§ **Instructions for the task**:
All the entries need to be quoted exactly, apart from the pictures, which you should drop.

§ **Data provided**:
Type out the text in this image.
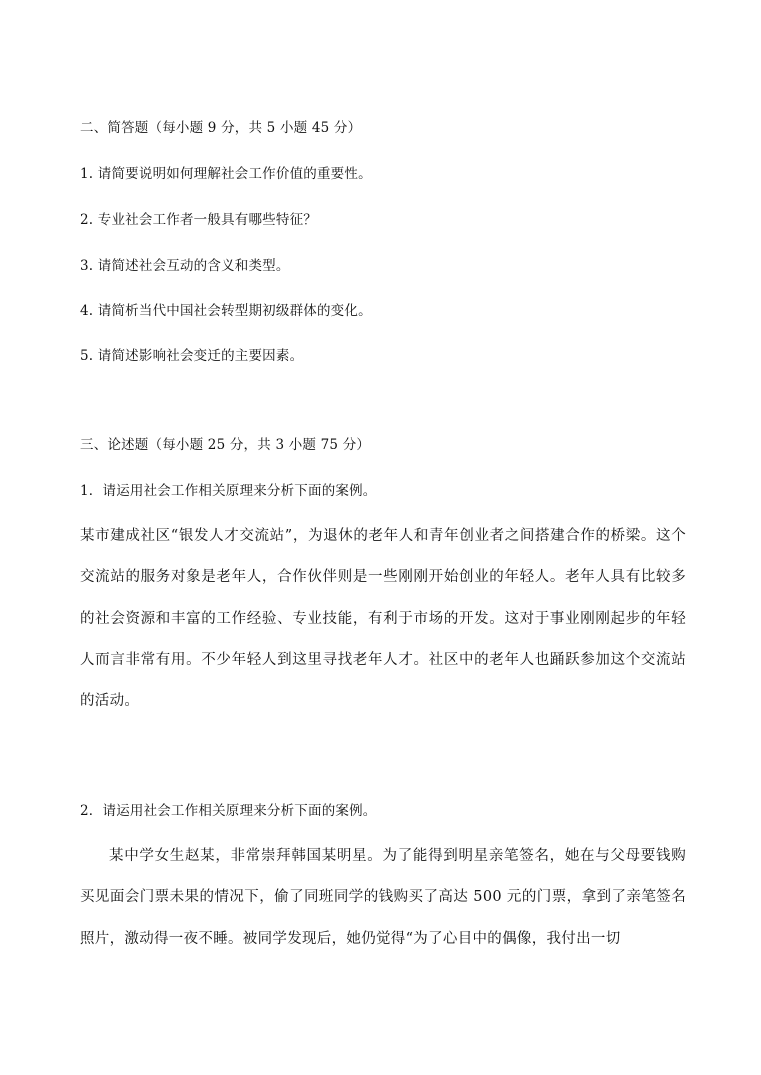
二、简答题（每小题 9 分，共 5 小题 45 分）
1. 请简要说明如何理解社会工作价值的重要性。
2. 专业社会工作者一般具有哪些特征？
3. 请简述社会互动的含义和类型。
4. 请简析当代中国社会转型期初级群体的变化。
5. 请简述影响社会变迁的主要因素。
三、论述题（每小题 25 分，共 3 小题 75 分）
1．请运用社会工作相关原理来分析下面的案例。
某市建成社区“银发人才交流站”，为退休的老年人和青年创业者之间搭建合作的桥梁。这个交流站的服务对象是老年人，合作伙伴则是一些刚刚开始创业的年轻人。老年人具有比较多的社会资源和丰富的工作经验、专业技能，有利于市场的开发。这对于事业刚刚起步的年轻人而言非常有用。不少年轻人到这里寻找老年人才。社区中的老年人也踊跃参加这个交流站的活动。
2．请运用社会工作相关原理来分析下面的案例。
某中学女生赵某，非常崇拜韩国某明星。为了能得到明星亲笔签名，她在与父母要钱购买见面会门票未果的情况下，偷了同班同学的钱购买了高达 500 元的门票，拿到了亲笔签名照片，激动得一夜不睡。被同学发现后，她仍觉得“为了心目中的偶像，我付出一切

§ **Solution**:
Type out the text in this image.
二、简答题（每小题 9 分，共 5 小题 45 分）
1. 请简要说明如何理解社会工作价值的重要性。
2. 专业社会工作者一般具有哪些特征？
3. 请简述社会互动的含义和类型。
4. 请简析当代中国社会转型期初级群体的变化。
5. 请简述影响社会变迁的主要因素。
三、论述题（每小题 25 分，共 3 小题 75 分）
1．请运用社会工作相关原理来分析下面的案例。
某市建成社区“银发人才交流站”，为退休的老年人和青年创业者之间搭建合作的桥梁。这个交流站的服务对象是老年人，合作伙伴则是一些刚刚开始创业的年轻人。老年人具有比较多的社会资源和丰富的工作经验、专业技能，有利于市场的开发。这对于事业刚刚起步的年轻人而言非常有用。不少年轻人到这里寻找老年人才。社区中的老年人也踊跃参加这个交流站的活动。
2．请运用社会工作相关原理来分析下面的案例。
某中学女生赵某，非常崇拜韩国某明星。为了能得到明星亲笔签名，她在与父母要钱购买见面会门票未果的情况下，偷了同班同学的钱购买了高达 500 元的门票，拿到了亲笔签名照片，激动得一夜不睡。被同学发现后，她仍觉得“为了心目中的偶像，我付出一切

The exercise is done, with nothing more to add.